__What you need to do__
Return the listing word for word, as given.

__Exercise material__

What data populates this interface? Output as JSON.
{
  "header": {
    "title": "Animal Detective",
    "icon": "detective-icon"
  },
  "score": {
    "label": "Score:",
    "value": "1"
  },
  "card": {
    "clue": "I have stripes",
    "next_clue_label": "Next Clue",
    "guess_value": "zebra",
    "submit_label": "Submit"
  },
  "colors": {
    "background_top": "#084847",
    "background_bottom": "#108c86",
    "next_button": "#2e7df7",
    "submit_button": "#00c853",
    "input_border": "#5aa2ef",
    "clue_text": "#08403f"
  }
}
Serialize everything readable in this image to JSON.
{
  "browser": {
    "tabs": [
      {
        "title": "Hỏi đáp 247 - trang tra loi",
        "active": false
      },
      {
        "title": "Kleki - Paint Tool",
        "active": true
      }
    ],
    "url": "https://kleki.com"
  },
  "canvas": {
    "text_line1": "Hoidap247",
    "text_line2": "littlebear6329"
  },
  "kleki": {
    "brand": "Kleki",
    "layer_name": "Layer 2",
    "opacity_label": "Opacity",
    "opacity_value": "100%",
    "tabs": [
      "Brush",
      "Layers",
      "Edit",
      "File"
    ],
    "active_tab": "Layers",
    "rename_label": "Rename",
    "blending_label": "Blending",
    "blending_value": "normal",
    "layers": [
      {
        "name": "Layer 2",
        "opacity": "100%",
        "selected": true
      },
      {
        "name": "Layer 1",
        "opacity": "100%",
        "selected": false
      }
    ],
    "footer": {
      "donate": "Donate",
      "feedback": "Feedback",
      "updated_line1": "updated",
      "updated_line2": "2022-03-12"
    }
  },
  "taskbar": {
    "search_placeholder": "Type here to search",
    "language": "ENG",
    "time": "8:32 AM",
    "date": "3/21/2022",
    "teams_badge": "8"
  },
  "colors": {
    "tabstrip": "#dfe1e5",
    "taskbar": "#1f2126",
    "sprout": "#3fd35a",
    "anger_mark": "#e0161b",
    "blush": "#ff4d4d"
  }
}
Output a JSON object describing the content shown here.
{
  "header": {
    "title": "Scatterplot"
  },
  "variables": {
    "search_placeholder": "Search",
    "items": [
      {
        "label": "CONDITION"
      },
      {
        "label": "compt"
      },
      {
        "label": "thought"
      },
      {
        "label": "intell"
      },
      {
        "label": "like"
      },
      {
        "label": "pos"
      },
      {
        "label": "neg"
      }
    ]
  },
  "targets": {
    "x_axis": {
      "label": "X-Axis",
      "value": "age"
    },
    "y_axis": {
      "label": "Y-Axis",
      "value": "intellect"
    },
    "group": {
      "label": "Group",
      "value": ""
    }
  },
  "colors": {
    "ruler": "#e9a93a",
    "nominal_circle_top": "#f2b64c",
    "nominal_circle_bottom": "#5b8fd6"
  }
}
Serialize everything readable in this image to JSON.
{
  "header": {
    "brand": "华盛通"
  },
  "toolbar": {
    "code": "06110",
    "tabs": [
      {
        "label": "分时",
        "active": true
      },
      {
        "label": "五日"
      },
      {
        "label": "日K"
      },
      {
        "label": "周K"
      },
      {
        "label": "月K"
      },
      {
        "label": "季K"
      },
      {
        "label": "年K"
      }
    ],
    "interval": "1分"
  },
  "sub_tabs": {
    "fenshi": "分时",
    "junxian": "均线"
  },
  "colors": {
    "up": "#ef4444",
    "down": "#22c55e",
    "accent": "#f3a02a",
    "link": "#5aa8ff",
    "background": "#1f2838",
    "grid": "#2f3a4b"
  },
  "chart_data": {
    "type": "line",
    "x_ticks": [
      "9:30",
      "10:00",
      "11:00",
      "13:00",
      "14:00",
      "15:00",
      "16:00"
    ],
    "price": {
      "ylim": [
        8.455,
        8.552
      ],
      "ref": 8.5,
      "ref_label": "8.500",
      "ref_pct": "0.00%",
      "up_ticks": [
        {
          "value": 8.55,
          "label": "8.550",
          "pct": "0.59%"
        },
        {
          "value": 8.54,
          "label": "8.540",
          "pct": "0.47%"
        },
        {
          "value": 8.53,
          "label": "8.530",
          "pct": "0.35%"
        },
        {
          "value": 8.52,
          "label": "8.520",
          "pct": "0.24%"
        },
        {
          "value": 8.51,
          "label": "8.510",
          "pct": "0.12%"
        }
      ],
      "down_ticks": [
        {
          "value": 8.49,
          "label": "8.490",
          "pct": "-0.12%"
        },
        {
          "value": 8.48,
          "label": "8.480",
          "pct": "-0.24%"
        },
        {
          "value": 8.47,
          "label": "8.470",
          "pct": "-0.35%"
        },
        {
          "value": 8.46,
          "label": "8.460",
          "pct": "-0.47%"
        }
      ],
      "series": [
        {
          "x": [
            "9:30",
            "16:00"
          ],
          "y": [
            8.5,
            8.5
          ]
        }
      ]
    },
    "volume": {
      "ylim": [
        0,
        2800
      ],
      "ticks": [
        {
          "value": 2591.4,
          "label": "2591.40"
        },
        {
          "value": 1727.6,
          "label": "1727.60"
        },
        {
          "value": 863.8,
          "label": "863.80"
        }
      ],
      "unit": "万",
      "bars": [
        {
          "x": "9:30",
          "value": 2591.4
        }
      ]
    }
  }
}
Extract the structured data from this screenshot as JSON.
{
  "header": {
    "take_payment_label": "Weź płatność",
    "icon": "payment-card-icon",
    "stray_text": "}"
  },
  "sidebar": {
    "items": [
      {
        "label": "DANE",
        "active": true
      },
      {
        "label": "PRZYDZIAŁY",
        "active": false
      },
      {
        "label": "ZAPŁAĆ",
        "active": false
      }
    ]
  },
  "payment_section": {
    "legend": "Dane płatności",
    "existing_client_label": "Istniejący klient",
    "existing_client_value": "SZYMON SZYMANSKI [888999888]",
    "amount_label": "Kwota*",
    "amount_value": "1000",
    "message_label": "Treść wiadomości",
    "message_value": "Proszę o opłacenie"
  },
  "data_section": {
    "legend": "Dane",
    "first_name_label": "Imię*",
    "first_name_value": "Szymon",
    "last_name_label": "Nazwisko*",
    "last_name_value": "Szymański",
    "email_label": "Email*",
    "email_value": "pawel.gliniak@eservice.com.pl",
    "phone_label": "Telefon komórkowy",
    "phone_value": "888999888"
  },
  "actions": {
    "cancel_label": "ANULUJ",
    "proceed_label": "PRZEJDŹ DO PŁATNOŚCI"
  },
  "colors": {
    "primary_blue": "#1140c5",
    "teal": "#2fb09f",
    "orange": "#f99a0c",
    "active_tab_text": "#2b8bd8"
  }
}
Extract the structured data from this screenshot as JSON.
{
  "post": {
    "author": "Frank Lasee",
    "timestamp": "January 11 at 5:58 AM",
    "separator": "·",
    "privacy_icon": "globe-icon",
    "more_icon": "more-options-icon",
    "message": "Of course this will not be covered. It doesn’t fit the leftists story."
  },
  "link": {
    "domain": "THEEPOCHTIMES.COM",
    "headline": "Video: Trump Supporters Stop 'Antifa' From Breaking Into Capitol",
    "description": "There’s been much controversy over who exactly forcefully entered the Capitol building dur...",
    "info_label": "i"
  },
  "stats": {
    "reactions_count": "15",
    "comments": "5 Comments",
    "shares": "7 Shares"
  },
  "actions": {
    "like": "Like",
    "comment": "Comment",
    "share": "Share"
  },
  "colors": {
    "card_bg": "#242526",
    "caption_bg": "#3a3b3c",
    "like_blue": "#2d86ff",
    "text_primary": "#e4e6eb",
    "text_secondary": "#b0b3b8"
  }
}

__Exercise answer__
What data populates this interface? Output as JSON.
{
  "header": {
    "title": "Animal Detective",
    "icon": "detective-icon"
  },
  "score": {
    "label": "Score:",
    "value": "1"
  },
  "card": {
    "clue": "I have stripes",
    "next_clue_label": "Next Clue",
    "guess_value": "zebra",
    "submit_label": "Submit"
  },
  "colors": {
    "background_top": "#084847",
    "background_bottom": "#108c86",
    "next_button": "#2e7df7",
    "submit_button": "#00c853",
    "input_border": "#5aa2ef",
    "clue_text": "#08403f"
  }
}
Serialize everything readable in this image to JSON.
{
  "browser": {
    "tabs": [
      {
        "title": "Hỏi đáp 247 - trang tra loi",
        "active": false
      },
      {
        "title": "Kleki - Paint Tool",
        "active": true
      }
    ],
    "url": "https://kleki.com"
  },
  "canvas": {
    "text_line1": "Hoidap247",
    "text_line2": "littlebear6329"
  },
  "kleki": {
    "brand": "Kleki",
    "layer_name": "Layer 2",
    "opacity_label": "Opacity",
    "opacity_value": "100%",
    "tabs": [
      "Brush",
      "Layers",
      "Edit",
      "File"
    ],
    "active_tab": "Layers",
    "rename_label": "Rename",
    "blending_label": "Blending",
    "blending_value": "normal",
    "layers": [
      {
        "name": "Layer 2",
        "opacity": "100%",
        "selected": true
      },
      {
        "name": "Layer 1",
        "opacity": "100%",
        "selected": false
      }
    ],
    "footer": {
      "donate": "Donate",
      "feedback": "Feedback",
      "updated_line1": "updated",
      "updated_line2": "2022-03-12"
    }
  },
  "taskbar": {
    "search_placeholder": "Type here to search",
    "language": "ENG",
    "time": "8:32 AM",
    "date": "3/21/2022",
    "teams_badge": "8"
  },
  "colors": {
    "tabstrip": "#dfe1e5",
    "taskbar": "#1f2126",
    "sprout": "#3fd35a",
    "anger_mark": "#e0161b",
    "blush": "#ff4d4d"
  }
}
Output a JSON object describing the content shown here.
{
  "header": {
    "title": "Scatterplot"
  },
  "variables": {
    "search_placeholder": "Search",
    "items": [
      {
        "label": "CONDITION"
      },
      {
        "label": "compt"
      },
      {
        "label": "thought"
      },
      {
        "label": "intell"
      },
      {
        "label": "like"
      },
      {
        "label": "pos"
      },
      {
        "label": "neg"
      }
    ]
  },
  "targets": {
    "x_axis": {
      "label": "X-Axis",
      "value": "age"
    },
    "y_axis": {
      "label": "Y-Axis",
      "value": "intellect"
    },
    "group": {
      "label": "Group",
      "value": ""
    }
  },
  "colors": {
    "ruler": "#e9a93a",
    "nominal_circle_top": "#f2b64c",
    "nominal_circle_bottom": "#5b8fd6"
  }
}
Serialize everything readable in this image to JSON.
{
  "header": {
    "brand": "华盛通"
  },
  "toolbar": {
    "code": "06110",
    "tabs": [
      {
        "label": "分时",
        "active": true
      },
      {
        "label": "五日"
      },
      {
        "label": "日K"
      },
      {
        "label": "周K"
      },
      {
        "label": "月K"
      },
      {
        "label": "季K"
      },
      {
        "label": "年K"
      }
    ],
    "interval": "1分"
  },
  "sub_tabs": {
    "fenshi": "分时",
    "junxian": "均线"
  },
  "colors": {
    "up": "#ef4444",
    "down": "#22c55e",
    "accent": "#f3a02a",
    "link": "#5aa8ff",
    "background": "#1f2838",
    "grid": "#2f3a4b"
  },
  "chart_data": {
    "type": "line",
    "x_ticks": [
      "9:30",
      "10:00",
      "11:00",
      "13:00",
      "14:00",
      "15:00",
      "16:00"
    ],
    "price": {
      "ylim": [
        8.455,
        8.552
      ],
      "ref": 8.5,
      "ref_label": "8.500",
      "ref_pct": "0.00%",
      "up_ticks": [
        {
          "value": 8.55,
          "label": "8.550",
          "pct": "0.59%"
        },
        {
          "value": 8.54,
          "label": "8.540",
          "pct": "0.47%"
        },
        {
          "value": 8.53,
          "label": "8.530",
          "pct": "0.35%"
        },
        {
          "value": 8.52,
          "label": "8.520",
          "pct": "0.24%"
        },
        {
          "value": 8.51,
          "label": "8.510",
          "pct": "0.12%"
        }
      ],
      "down_ticks": [
        {
          "value": 8.49,
          "label": "8.490",
          "pct": "-0.12%"
        },
        {
          "value": 8.48,
          "label": "8.480",
          "pct": "-0.24%"
        },
        {
          "value": 8.47,
          "label": "8.470",
          "pct": "-0.35%"
        },
        {
          "value": 8.46,
          "label": "8.460",
          "pct": "-0.47%"
        }
      ],
      "series": [
        {
          "x": [
            "9:30",
            "16:00"
          ],
          "y": [
            8.5,
            8.5
          ]
        }
      ]
    },
    "volume": {
      "ylim": [
        0,
        2800
      ],
      "ticks": [
        {
          "value": 2591.4,
          "label": "2591.40"
        },
        {
          "value": 1727.6,
          "label": "1727.60"
        },
        {
          "value": 863.8,
          "label": "863.80"
        }
      ],
      "unit": "万",
      "bars": [
        {
          "x": "9:30",
          "value": 2591.4
        }
      ]
    }
  }
}
Extract the structured data from this screenshot as JSON.
{
  "header": {
    "take_payment_label": "Weź płatność",
    "icon": "payment-card-icon",
    "stray_text": "}"
  },
  "sidebar": {
    "items": [
      {
        "label": "DANE",
        "active": true
      },
      {
        "label": "PRZYDZIAŁY",
        "active": false
      },
      {
        "label": "ZAPŁAĆ",
        "active": false
      }
    ]
  },
  "payment_section": {
    "legend": "Dane płatności",
    "existing_client_label": "Istniejący klient",
    "existing_client_value": "SZYMON SZYMANSKI [888999888]",
    "amount_label": "Kwota*",
    "amount_value": "1000",
    "message_label": "Treść wiadomości",
    "message_value": "Proszę o opłacenie"
  },
  "data_section": {
    "legend": "Dane",
    "first_name_label": "Imię*",
    "first_name_value": "Szymon",
    "last_name_label": "Nazwisko*",
    "last_name_value": "Szymański",
    "email_label": "Email*",
    "email_value": "pawel.gliniak@eservice.com.pl",
    "phone_label": "Telefon komórkowy",
    "phone_value": "888999888"
  },
  "actions": {
    "cancel_label": "ANULUJ",
    "proceed_label": "PRZEJDŹ DO PŁATNOŚCI"
  },
  "colors": {
    "primary_blue": "#1140c5",
    "teal": "#2fb09f",
    "orange": "#f99a0c",
    "active_tab_text": "#2b8bd8"
  }
}
Extract the structured data from this screenshot as JSON.
{
  "post": {
    "author": "Frank Lasee",
    "timestamp": "January 11 at 5:58 AM",
    "separator": "·",
    "privacy_icon": "globe-icon",
    "more_icon": "more-options-icon",
    "message": "Of course this will not be covered. It doesn’t fit the leftists story."
  },
  "link": {
    "domain": "THEEPOCHTIMES.COM",
    "headline": "Video: Trump Supporters Stop 'Antifa' From Breaking Into Capitol",
    "description": "There’s been much controversy over who exactly forcefully entered the Capitol building dur...",
    "info_label": "i"
  },
  "stats": {
    "reactions_count": "15",
    "comments": "5 Comments",
    "shares": "7 Shares"
  },
  "actions": {
    "like": "Like",
    "comment": "Comment",
    "share": "Share"
  },
  "colors": {
    "card_bg": "#242526",
    "caption_bg": "#3a3b3c",
    "like_blue": "#2d86ff",
    "text_primary": "#e4e6eb",
    "text_secondary": "#b0b3b8"
  }
}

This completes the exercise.